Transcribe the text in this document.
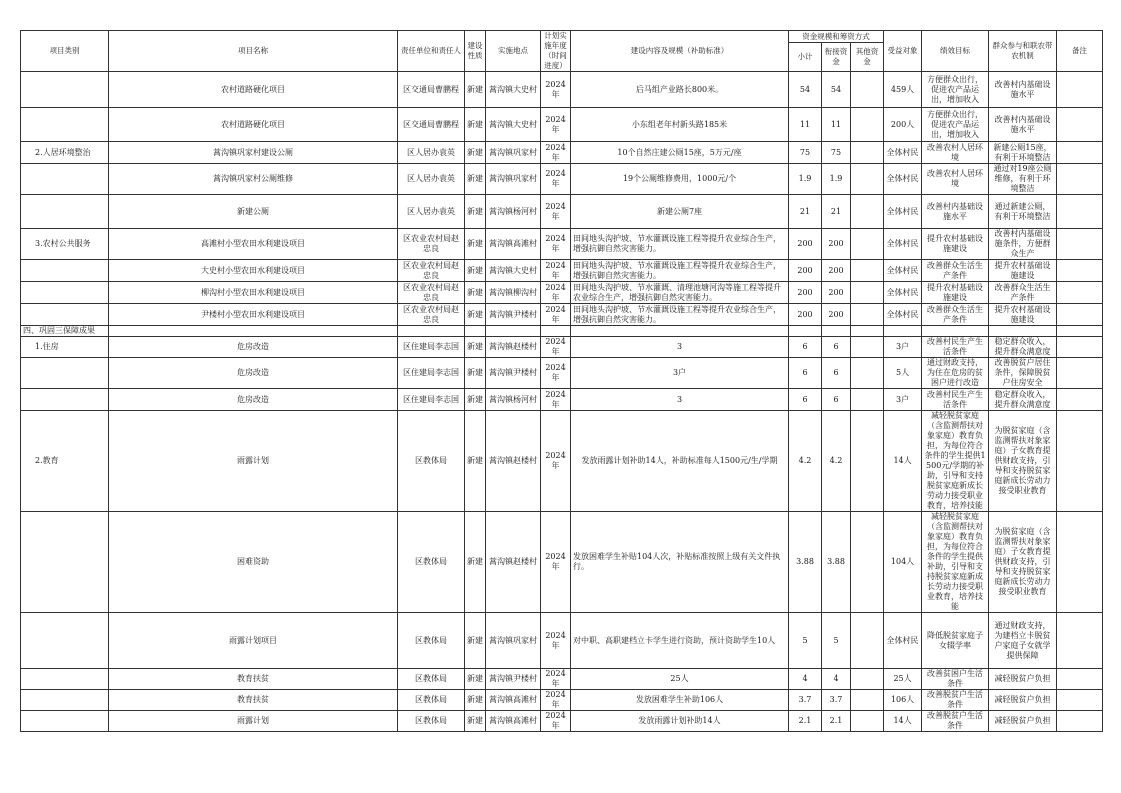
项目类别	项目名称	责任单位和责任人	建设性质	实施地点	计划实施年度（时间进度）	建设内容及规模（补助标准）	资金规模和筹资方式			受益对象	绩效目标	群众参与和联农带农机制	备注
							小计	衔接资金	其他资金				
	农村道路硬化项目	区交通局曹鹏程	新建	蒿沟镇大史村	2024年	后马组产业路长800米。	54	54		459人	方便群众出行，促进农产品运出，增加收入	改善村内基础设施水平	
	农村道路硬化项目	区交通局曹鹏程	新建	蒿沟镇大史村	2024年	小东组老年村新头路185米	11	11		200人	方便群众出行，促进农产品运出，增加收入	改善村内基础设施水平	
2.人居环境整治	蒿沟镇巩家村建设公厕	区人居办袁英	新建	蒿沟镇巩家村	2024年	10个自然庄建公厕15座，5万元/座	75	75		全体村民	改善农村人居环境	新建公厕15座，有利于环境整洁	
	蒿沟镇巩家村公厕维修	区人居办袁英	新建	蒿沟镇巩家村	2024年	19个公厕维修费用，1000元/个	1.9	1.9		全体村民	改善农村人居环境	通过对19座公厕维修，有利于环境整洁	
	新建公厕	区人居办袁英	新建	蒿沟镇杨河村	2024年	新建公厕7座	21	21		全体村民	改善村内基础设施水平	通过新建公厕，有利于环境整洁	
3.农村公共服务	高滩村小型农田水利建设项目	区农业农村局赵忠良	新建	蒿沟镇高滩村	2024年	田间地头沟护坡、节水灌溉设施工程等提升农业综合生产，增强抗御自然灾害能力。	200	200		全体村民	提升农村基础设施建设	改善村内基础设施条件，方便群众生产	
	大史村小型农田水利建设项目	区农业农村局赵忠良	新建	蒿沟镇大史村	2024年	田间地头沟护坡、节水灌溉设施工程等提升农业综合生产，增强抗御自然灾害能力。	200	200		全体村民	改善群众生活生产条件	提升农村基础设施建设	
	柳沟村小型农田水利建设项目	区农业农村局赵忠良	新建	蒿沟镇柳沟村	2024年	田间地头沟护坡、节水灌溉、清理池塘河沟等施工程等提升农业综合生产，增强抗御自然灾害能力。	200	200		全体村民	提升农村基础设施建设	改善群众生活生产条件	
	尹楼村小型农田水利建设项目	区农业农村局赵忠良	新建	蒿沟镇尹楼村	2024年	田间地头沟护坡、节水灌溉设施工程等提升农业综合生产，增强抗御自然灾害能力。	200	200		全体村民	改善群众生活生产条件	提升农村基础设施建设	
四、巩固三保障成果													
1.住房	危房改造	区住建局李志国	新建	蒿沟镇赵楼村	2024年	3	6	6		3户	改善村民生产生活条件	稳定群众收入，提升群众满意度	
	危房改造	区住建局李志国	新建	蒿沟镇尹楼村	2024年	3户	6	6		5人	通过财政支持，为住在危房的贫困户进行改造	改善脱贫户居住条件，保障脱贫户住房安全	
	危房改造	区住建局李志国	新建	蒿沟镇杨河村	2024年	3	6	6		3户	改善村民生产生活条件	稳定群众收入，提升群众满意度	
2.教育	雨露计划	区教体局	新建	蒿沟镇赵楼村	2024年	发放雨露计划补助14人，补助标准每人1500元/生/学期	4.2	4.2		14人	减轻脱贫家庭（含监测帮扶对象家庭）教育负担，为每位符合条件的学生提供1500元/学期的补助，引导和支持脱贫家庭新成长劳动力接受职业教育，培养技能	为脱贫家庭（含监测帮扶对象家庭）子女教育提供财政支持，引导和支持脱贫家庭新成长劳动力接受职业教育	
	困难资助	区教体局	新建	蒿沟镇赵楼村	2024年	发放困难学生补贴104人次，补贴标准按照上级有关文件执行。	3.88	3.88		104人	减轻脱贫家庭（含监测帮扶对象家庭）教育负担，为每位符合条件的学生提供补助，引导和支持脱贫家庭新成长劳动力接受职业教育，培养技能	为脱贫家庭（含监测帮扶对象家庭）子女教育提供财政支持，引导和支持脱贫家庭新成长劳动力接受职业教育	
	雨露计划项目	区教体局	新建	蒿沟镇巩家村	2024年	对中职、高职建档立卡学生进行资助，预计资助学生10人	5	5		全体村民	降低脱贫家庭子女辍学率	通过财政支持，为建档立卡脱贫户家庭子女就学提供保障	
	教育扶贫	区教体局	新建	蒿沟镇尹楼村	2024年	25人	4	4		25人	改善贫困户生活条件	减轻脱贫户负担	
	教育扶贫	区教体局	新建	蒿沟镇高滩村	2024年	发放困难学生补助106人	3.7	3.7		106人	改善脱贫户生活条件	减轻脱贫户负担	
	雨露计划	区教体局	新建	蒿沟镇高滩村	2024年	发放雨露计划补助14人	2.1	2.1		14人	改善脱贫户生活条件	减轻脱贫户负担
○ ○ ○ ○ ○
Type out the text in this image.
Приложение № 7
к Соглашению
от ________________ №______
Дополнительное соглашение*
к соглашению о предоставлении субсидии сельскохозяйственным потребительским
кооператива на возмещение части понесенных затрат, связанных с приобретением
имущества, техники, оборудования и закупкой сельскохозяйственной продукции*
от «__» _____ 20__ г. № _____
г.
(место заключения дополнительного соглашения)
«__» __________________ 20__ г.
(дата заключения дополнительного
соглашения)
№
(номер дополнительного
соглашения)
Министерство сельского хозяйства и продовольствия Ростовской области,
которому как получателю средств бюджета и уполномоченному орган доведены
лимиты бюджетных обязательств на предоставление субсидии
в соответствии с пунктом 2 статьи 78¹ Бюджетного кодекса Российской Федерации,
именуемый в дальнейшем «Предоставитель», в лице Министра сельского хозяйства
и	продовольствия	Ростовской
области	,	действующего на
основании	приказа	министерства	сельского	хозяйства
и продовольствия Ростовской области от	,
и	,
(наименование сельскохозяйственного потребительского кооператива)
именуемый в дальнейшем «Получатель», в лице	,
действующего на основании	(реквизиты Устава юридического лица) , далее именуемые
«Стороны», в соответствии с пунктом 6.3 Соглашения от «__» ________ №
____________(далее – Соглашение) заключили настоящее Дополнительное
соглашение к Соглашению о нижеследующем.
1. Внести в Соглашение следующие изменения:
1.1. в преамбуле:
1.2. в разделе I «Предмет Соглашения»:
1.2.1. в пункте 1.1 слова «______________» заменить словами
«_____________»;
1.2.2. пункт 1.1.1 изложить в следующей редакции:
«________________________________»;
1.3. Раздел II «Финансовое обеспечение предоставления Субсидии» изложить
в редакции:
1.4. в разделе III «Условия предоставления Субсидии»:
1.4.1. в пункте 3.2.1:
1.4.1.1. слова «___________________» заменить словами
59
○ ○ ○ ○ ○
[Do this] Within the records, how many lines include "изложить"? The answer is the number and nothing else.

[Result of this exercise] 2